_REQUIRED TASK:_
Nothing in the records may be left out or altered; reproduce them all exactly.

---------- RECORD SET

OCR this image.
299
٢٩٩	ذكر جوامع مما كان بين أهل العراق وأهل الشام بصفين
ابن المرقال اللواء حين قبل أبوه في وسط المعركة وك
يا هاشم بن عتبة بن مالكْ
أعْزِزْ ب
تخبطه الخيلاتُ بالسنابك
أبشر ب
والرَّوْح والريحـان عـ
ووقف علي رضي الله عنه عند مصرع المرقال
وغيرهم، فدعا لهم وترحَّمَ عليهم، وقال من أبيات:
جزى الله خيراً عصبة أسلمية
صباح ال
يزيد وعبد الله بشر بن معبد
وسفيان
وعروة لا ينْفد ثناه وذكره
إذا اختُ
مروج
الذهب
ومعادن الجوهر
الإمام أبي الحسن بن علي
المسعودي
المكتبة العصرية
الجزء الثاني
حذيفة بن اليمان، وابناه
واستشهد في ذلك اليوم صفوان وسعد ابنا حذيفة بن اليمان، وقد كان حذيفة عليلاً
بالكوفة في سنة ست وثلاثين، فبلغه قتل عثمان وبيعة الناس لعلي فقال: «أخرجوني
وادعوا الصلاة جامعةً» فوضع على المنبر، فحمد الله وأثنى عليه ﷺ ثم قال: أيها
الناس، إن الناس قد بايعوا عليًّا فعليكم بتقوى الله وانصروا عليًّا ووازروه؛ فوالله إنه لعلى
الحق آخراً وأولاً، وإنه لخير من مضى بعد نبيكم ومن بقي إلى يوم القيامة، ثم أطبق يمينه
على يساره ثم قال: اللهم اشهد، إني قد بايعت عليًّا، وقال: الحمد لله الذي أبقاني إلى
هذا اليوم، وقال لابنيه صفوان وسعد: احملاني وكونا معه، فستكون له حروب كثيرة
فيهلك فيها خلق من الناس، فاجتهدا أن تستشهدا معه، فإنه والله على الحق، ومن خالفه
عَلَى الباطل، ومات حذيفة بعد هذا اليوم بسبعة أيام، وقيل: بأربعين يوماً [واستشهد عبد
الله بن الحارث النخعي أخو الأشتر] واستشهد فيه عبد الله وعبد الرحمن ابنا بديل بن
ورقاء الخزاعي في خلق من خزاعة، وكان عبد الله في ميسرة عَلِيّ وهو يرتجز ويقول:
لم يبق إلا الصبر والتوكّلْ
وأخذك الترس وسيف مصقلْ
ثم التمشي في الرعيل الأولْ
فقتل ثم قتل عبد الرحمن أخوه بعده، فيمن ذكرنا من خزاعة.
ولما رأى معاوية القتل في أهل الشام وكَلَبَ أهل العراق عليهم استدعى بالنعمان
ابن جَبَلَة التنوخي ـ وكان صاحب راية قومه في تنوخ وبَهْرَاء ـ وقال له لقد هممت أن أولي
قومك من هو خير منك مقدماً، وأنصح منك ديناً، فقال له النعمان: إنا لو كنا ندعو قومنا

--------------------

_COMPLETE RESPONSE:_
OCR this image.
299
٢٩٩	ذكر جوامع مما كان بين أهل العراق وأهل الشام بصفين
ابن المرقال اللواء حين قبل أبوه في وسط المعركة وك
يا هاشم بن عتبة بن مالكْ
أعْزِزْ ب
تخبطه الخيلاتُ بالسنابك
أبشر ب
والرَّوْح والريحـان عـ
ووقف علي رضي الله عنه عند مصرع المرقال
وغيرهم، فدعا لهم وترحَّمَ عليهم، وقال من أبيات:
جزى الله خيراً عصبة أسلمية
صباح ال
يزيد وعبد الله بشر بن معبد
وسفيان
وعروة لا ينْفد ثناه وذكره
إذا اختُ
مروج
الذهب
ومعادن الجوهر
الإمام أبي الحسن بن علي
المسعودي
المكتبة العصرية
الجزء الثاني
حذيفة بن اليمان، وابناه
واستشهد في ذلك اليوم صفوان وسعد ابنا حذيفة بن اليمان، وقد كان حذيفة عليلاً
بالكوفة في سنة ست وثلاثين، فبلغه قتل عثمان وبيعة الناس لعلي فقال: «أخرجوني
وادعوا الصلاة جامعةً» فوضع على المنبر، فحمد الله وأثنى عليه ﷺ ثم قال: أيها
الناس، إن الناس قد بايعوا عليًّا فعليكم بتقوى الله وانصروا عليًّا ووازروه؛ فوالله إنه لعلى
الحق آخراً وأولاً، وإنه لخير من مضى بعد نبيكم ومن بقي إلى يوم القيامة، ثم أطبق يمينه
على يساره ثم قال: اللهم اشهد، إني قد بايعت عليًّا، وقال: الحمد لله الذي أبقاني إلى
هذا اليوم، وقال لابنيه صفوان وسعد: احملاني وكونا معه، فستكون له حروب كثيرة
فيهلك فيها خلق من الناس، فاجتهدا أن تستشهدا معه، فإنه والله على الحق، ومن خالفه
عَلَى الباطل، ومات حذيفة بعد هذا اليوم بسبعة أيام، وقيل: بأربعين يوماً [واستشهد عبد
الله بن الحارث النخعي أخو الأشتر] واستشهد فيه عبد الله وعبد الرحمن ابنا بديل بن
ورقاء الخزاعي في خلق من خزاعة، وكان عبد الله في ميسرة عَلِيّ وهو يرتجز ويقول:
لم يبق إلا الصبر والتوكّلْ
وأخذك الترس وسيف مصقلْ
ثم التمشي في الرعيل الأولْ
فقتل ثم قتل عبد الرحمن أخوه بعده، فيمن ذكرنا من خزاعة.
ولما رأى معاوية القتل في أهل الشام وكَلَبَ أهل العراق عليهم استدعى بالنعمان
ابن جَبَلَة التنوخي ـ وكان صاحب راية قومه في تنوخ وبَهْرَاء ـ وقال له لقد هممت أن أولي
قومك من هو خير منك مقدماً، وأنصح منك ديناً، فقال له النعمان: إنا لو كنا ندعو قومنا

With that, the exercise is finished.